(Items from a data source)
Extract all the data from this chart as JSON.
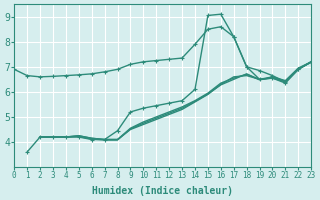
{
  "xlabel": "Humidex (Indice chaleur)",
  "ylabel": "",
  "bg_color": "#d6eeee",
  "grid_color": "#ffffff",
  "line_color": "#2d8b7a",
  "xlim": [
    0,
    23
  ],
  "ylim": [
    3,
    9.5
  ],
  "xticks": [
    0,
    1,
    2,
    3,
    4,
    5,
    6,
    7,
    8,
    9,
    10,
    11,
    12,
    13,
    14,
    15,
    16,
    17,
    18,
    19,
    20,
    21,
    22,
    23
  ],
  "yticks": [
    4,
    5,
    6,
    7,
    8,
    9
  ],
  "line1": {
    "x": [
      0,
      1,
      2,
      3,
      4,
      5,
      6,
      7,
      8,
      9,
      10,
      11,
      12,
      13,
      14,
      15,
      16,
      17,
      18,
      19,
      20,
      21,
      22,
      23
    ],
    "y": [
      6.9,
      6.65,
      6.6,
      6.62,
      6.65,
      6.68,
      6.72,
      6.8,
      6.9,
      7.1,
      7.2,
      7.25,
      7.3,
      7.35,
      7.9,
      8.5,
      8.6,
      8.2,
      7.0,
      6.85,
      6.65,
      6.4,
      6.9,
      7.2
    ]
  },
  "line2": {
    "x": [
      1,
      2,
      3,
      4,
      5,
      6,
      7,
      8,
      9,
      10,
      11,
      12,
      13,
      14,
      15,
      16,
      17,
      18,
      19,
      20,
      21,
      22,
      23
    ],
    "y": [
      3.6,
      4.2,
      4.2,
      4.2,
      4.2,
      4.1,
      4.1,
      4.45,
      5.2,
      5.35,
      5.45,
      5.55,
      5.65,
      6.1,
      9.05,
      9.1,
      8.2,
      7.0,
      6.5,
      6.55,
      6.35,
      6.9,
      7.2
    ]
  },
  "line3": {
    "x": [
      2,
      3,
      4,
      5,
      6,
      7,
      8,
      9,
      10,
      11,
      12,
      13,
      14,
      15,
      16,
      17,
      18,
      19,
      20,
      21,
      22,
      23
    ],
    "y": [
      4.2,
      4.2,
      4.2,
      4.25,
      4.15,
      4.1,
      4.1,
      4.5,
      4.7,
      4.9,
      5.1,
      5.3,
      5.6,
      5.9,
      6.3,
      6.6,
      6.65,
      6.5,
      6.55,
      6.4,
      6.9,
      7.2
    ]
  },
  "line4": {
    "x": [
      2,
      3,
      4,
      5,
      6,
      7,
      8,
      9,
      10,
      11,
      12,
      13,
      14,
      15,
      16,
      17,
      18,
      19,
      20,
      21,
      22,
      23
    ],
    "y": [
      4.2,
      4.2,
      4.2,
      4.25,
      4.15,
      4.1,
      4.1,
      4.55,
      4.8,
      5.0,
      5.2,
      5.4,
      5.65,
      5.95,
      6.35,
      6.55,
      6.7,
      6.5,
      6.6,
      6.45,
      6.95,
      7.2
    ]
  },
  "line5": {
    "x": [
      2,
      3,
      4,
      5,
      6,
      7,
      8,
      9,
      10,
      11,
      12,
      13,
      14,
      15,
      16,
      17,
      18,
      19,
      20,
      21,
      22,
      23
    ],
    "y": [
      4.2,
      4.2,
      4.2,
      4.22,
      4.12,
      4.08,
      4.08,
      4.52,
      4.75,
      4.95,
      5.15,
      5.35,
      5.62,
      5.92,
      6.28,
      6.5,
      6.72,
      6.48,
      6.58,
      6.42,
      6.92,
      7.18
    ]
  }
}
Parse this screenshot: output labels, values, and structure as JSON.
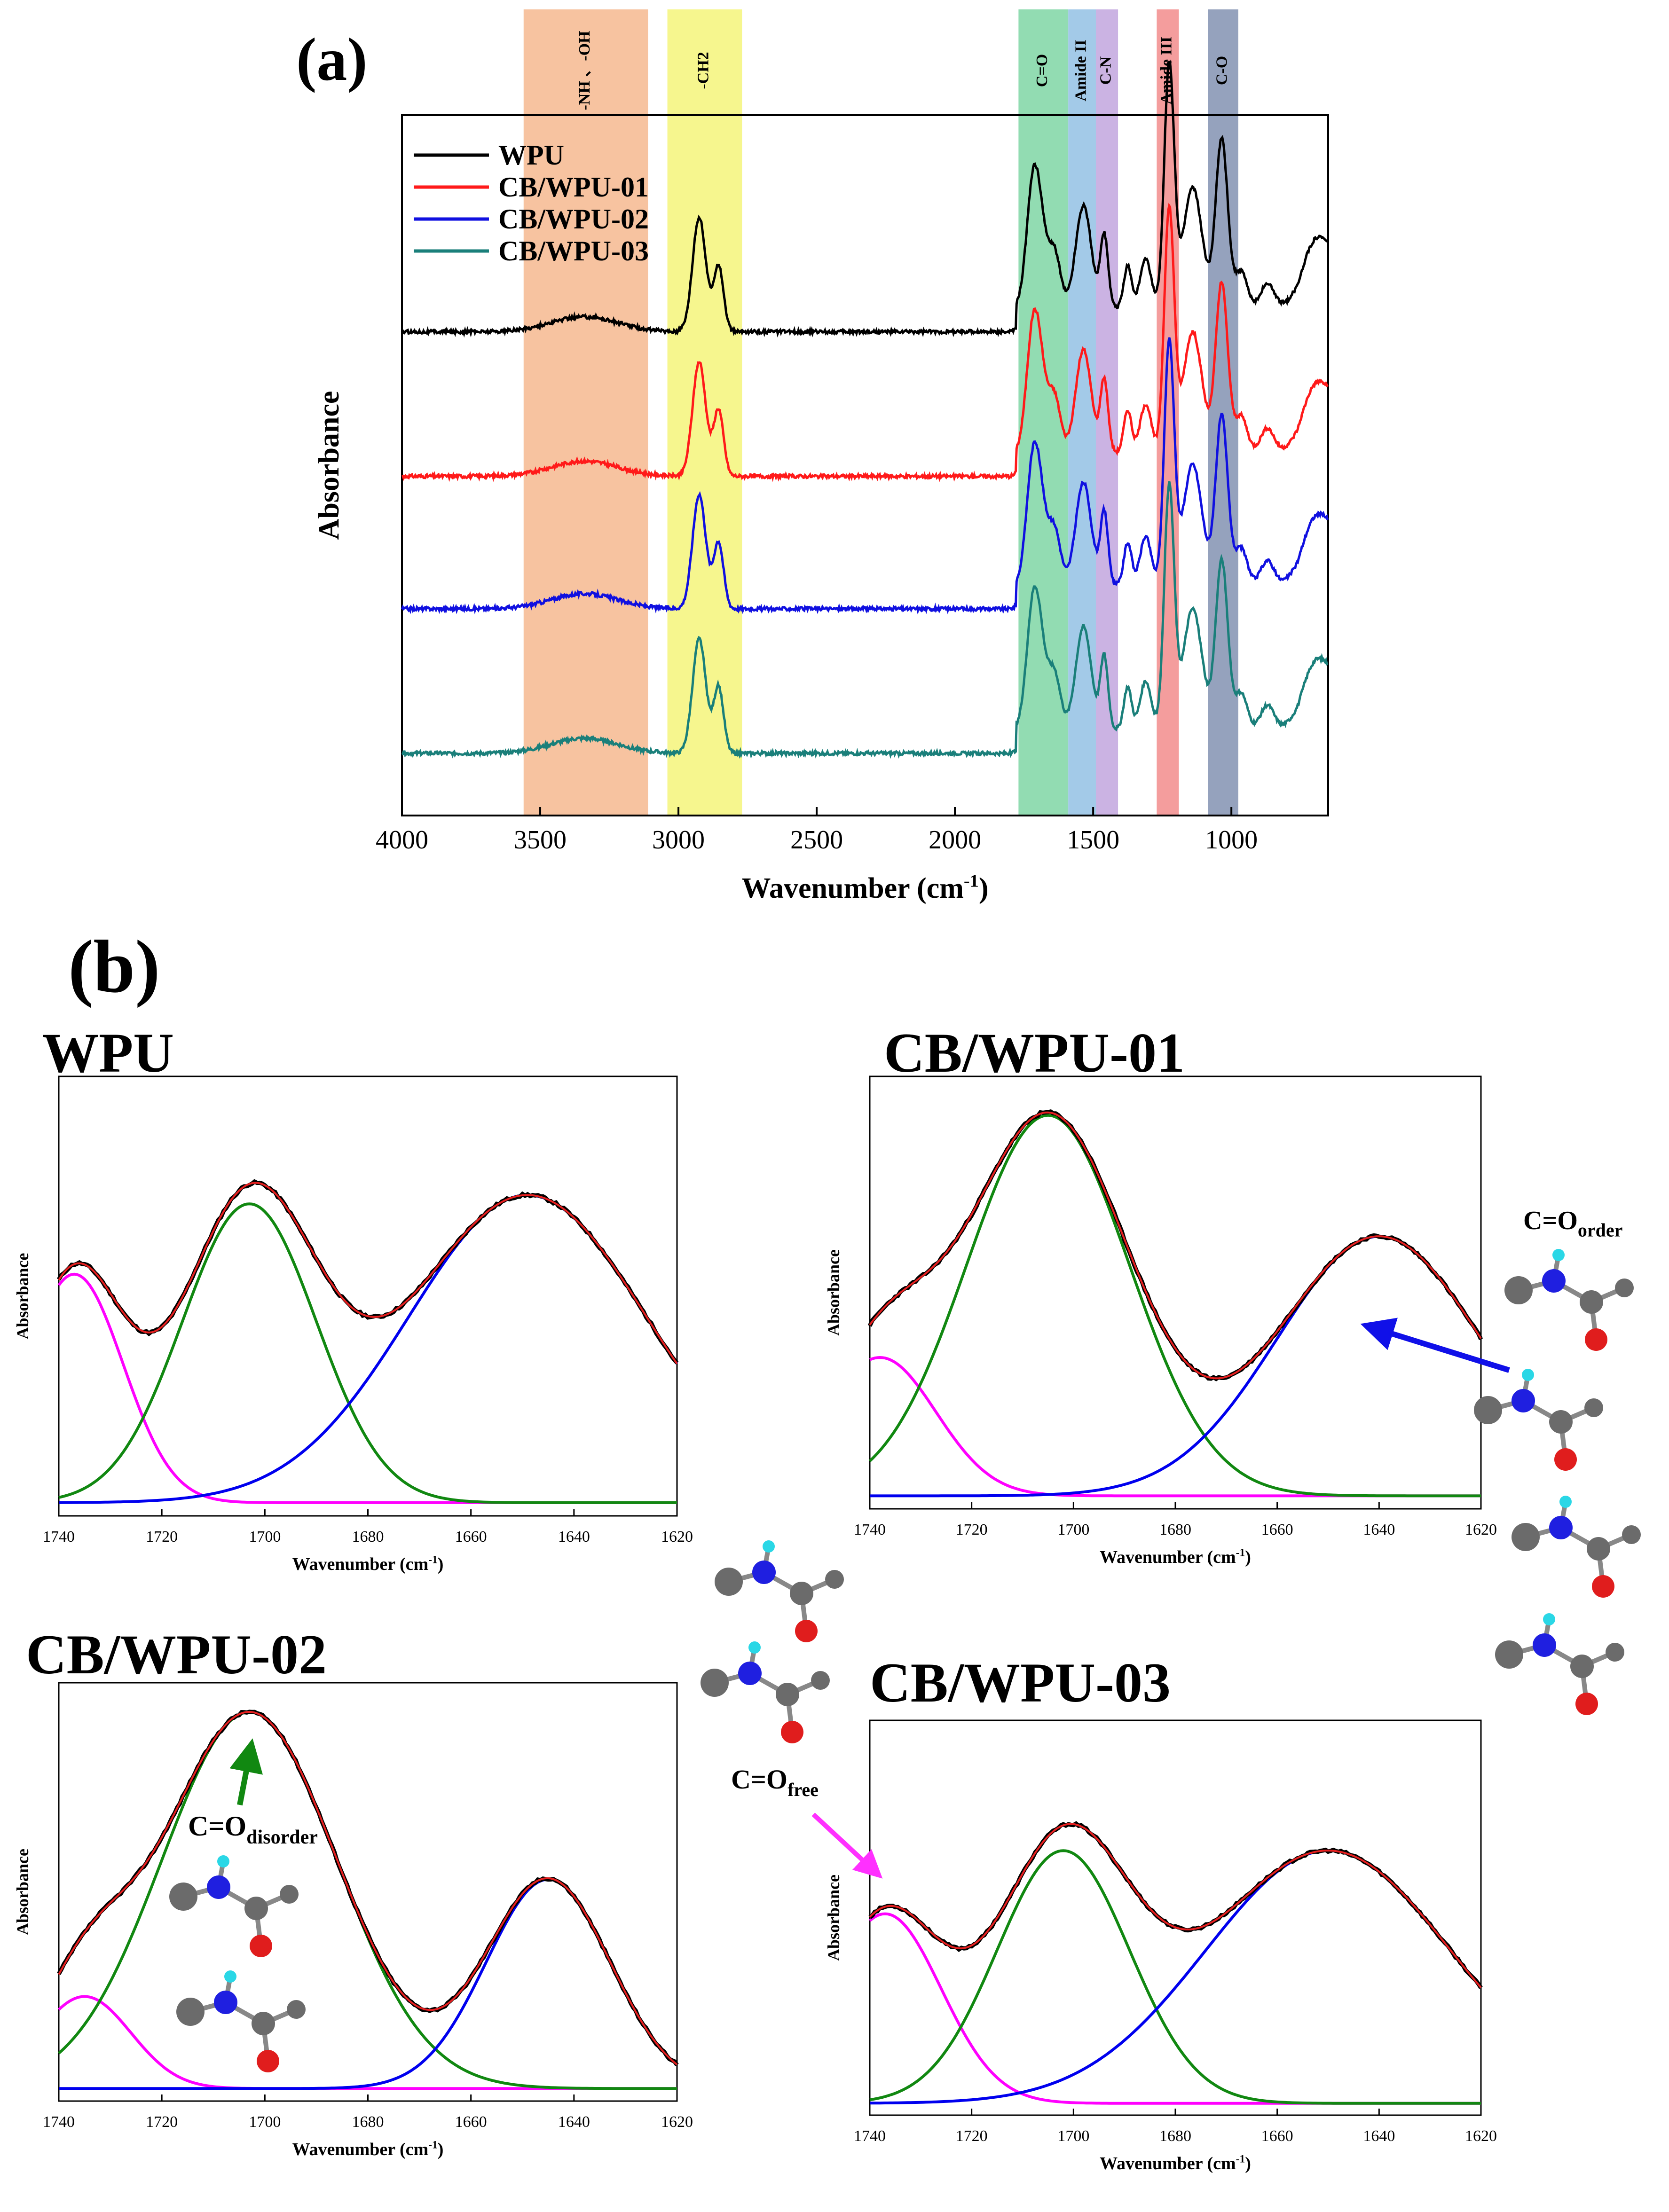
{
  "figure": {
    "label_a": "(a)",
    "label_b": "(b)"
  },
  "chart_data": [
    {
      "id": "ftir",
      "type": "line",
      "title": "",
      "xlabel": "Wavenumber (cm",
      "xlabel_sup": "-1",
      "xlabel_end": ")",
      "ylabel": "Absorbance",
      "xlim": [
        4000,
        650
      ],
      "ylim": [
        0,
        1
      ],
      "x_ticks": [
        4000,
        3500,
        3000,
        2500,
        2000,
        1500,
        1000
      ],
      "bands": [
        {
          "label": "-NH 、-OH",
          "from": 3560,
          "to": 3110,
          "color": "#f6b98f"
        },
        {
          "label": "-CH2",
          "from": 3040,
          "to": 2770,
          "color": "#f5f57a"
        },
        {
          "label": "C=O",
          "from": 1770,
          "to": 1590,
          "color": "#7fd6a5"
        },
        {
          "label": "Amide II",
          "from": 1590,
          "to": 1490,
          "color": "#93c1e4"
        },
        {
          "label": "C-N",
          "from": 1490,
          "to": 1410,
          "color": "#c2a6de"
        },
        {
          "label": "Amide III",
          "from": 1270,
          "to": 1190,
          "color": "#f28c8c"
        },
        {
          "label": "C-O",
          "from": 1085,
          "to": 975,
          "color": "#8292b1"
        }
      ],
      "series": [
        {
          "name": "WPU",
          "color": "#000000",
          "offset": 0.78
        },
        {
          "name": "CB/WPU-01",
          "color": "#ff1a1a",
          "offset": 0.54
        },
        {
          "name": "CB/WPU-02",
          "color": "#1010e0",
          "offset": 0.32
        },
        {
          "name": "CB/WPU-03",
          "color": "#1a7f7a",
          "offset": 0.08
        }
      ],
      "peaks_note": "Peak centers (cm-1) of the curves",
      "peaks": [
        {
          "x": 3340,
          "w": 120,
          "h": 0.025
        },
        {
          "x": 2925,
          "w": 24,
          "h": 0.19
        },
        {
          "x": 2855,
          "w": 18,
          "h": 0.11
        },
        {
          "x": 1725,
          "w": 22,
          "h": 0.1
        },
        {
          "x": 1700,
          "w": 26,
          "h": 0.17
        },
        {
          "x": 1640,
          "w": 22,
          "h": 0.09
        },
        {
          "x": 1535,
          "w": 28,
          "h": 0.17
        },
        {
          "x": 1460,
          "w": 14,
          "h": 0.12
        },
        {
          "x": 1375,
          "w": 14,
          "h": 0.07
        },
        {
          "x": 1310,
          "w": 20,
          "h": 0.08
        },
        {
          "x": 1225,
          "w": 18,
          "h": 0.4
        },
        {
          "x": 1140,
          "w": 34,
          "h": 0.2
        },
        {
          "x": 1035,
          "w": 22,
          "h": 0.28
        },
        {
          "x": 965,
          "w": 22,
          "h": 0.06
        },
        {
          "x": 870,
          "w": 24,
          "h": 0.04
        },
        {
          "x": 700,
          "w": 50,
          "h": 0.08
        }
      ],
      "legend": "top-left"
    },
    {
      "id": "wpu",
      "type": "line",
      "title": "WPU",
      "xlabel": "Wavenumber (cm",
      "xlabel_sup": "-1",
      "xlabel_end": ")",
      "ylabel": "Absorbance",
      "xlim": [
        1740,
        1620
      ],
      "ylim": [
        0,
        1
      ],
      "x_ticks": [
        1740,
        1720,
        1700,
        1680,
        1660,
        1640,
        1620
      ],
      "components": [
        {
          "name": "C=O free",
          "color": "#ff00ff",
          "center": 1737,
          "sigma": 9.5,
          "height": 0.52
        },
        {
          "name": "C=O disorder",
          "color": "#118811",
          "center": 1703,
          "sigma": 13,
          "height": 0.68
        },
        {
          "name": "C=O order",
          "color": "#0000ee",
          "center": 1649,
          "sigma": 23,
          "height": 0.7
        }
      ],
      "fit_color": "#e62020",
      "data_color": "#000000",
      "baseline": 0.03
    },
    {
      "id": "cb01",
      "type": "line",
      "title": "CB/WPU-01",
      "xlabel": "Wavenumber (cm",
      "xlabel_sup": "-1",
      "xlabel_end": ")",
      "ylabel": "Absorbance",
      "xlim": [
        1740,
        1620
      ],
      "ylim": [
        0,
        1
      ],
      "x_ticks": [
        1740,
        1720,
        1700,
        1680,
        1660,
        1640,
        1620
      ],
      "components": [
        {
          "name": "C=O free",
          "color": "#ff00ff",
          "center": 1738,
          "sigma": 11,
          "height": 0.32
        },
        {
          "name": "C=O disorder",
          "color": "#118811",
          "center": 1705,
          "sigma": 16,
          "height": 0.88
        },
        {
          "name": "C=O order",
          "color": "#0000ee",
          "center": 1640,
          "sigma": 20,
          "height": 0.6
        }
      ],
      "fit_color": "#e62020",
      "data_color": "#000000",
      "baseline": 0.03
    },
    {
      "id": "cb02",
      "type": "line",
      "title": "CB/WPU-02",
      "xlabel": "Wavenumber (cm",
      "xlabel_sup": "-1",
      "xlabel_end": ")",
      "ylabel": "Absorbance",
      "xlim": [
        1740,
        1620
      ],
      "ylim": [
        0,
        1
      ],
      "x_ticks": [
        1740,
        1720,
        1700,
        1680,
        1660,
        1640,
        1620
      ],
      "components": [
        {
          "name": "C=O free",
          "color": "#ff00ff",
          "center": 1735,
          "sigma": 9,
          "height": 0.22
        },
        {
          "name": "C=O disorder",
          "color": "#118811",
          "center": 1703,
          "sigma": 17,
          "height": 0.9
        },
        {
          "name": "C=O order",
          "color": "#0000ee",
          "center": 1645,
          "sigma": 12,
          "height": 0.5
        }
      ],
      "fit_color": "#e62020",
      "data_color": "#000000",
      "baseline": 0.03
    },
    {
      "id": "cb03",
      "type": "line",
      "title": "CB/WPU-03",
      "xlabel": "Wavenumber (cm",
      "xlabel_sup": "-1",
      "xlabel_end": ")",
      "ylabel": "Absorbance",
      "xlim": [
        1740,
        1620
      ],
      "ylim": [
        0,
        1
      ],
      "x_ticks": [
        1740,
        1720,
        1700,
        1680,
        1660,
        1640,
        1620
      ],
      "components": [
        {
          "name": "C=O free",
          "color": "#ff00ff",
          "center": 1737,
          "sigma": 11,
          "height": 0.48
        },
        {
          "name": "C=O disorder",
          "color": "#118811",
          "center": 1702,
          "sigma": 13,
          "height": 0.64
        },
        {
          "name": "C=O order",
          "color": "#0000ee",
          "center": 1650,
          "sigma": 24,
          "height": 0.64
        }
      ],
      "fit_color": "#e62020",
      "data_color": "#000000",
      "baseline": 0.03
    }
  ],
  "annotations": {
    "order_label": "C=O",
    "order_sub": "order",
    "disorder_label": "C=O",
    "disorder_sub": "disorder",
    "free_label": "C=O",
    "free_sub": "free"
  },
  "colors": {
    "carbon": "#6b6b6b",
    "nitrogen": "#1f1fe0",
    "oxygen": "#e01d1d",
    "hydrogen": "#2ad7e6",
    "arrow_order": "#1010e8",
    "arrow_disorder": "#118811",
    "arrow_free": "#ff30ff"
  }
}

DIRECTION> Collect every line from the records above that contains the word "JSON".

SOLVED EXERCISE>
Extract all the data from this chart as JSON.
Parse this screenshot: output labels, values, and structure as JSON.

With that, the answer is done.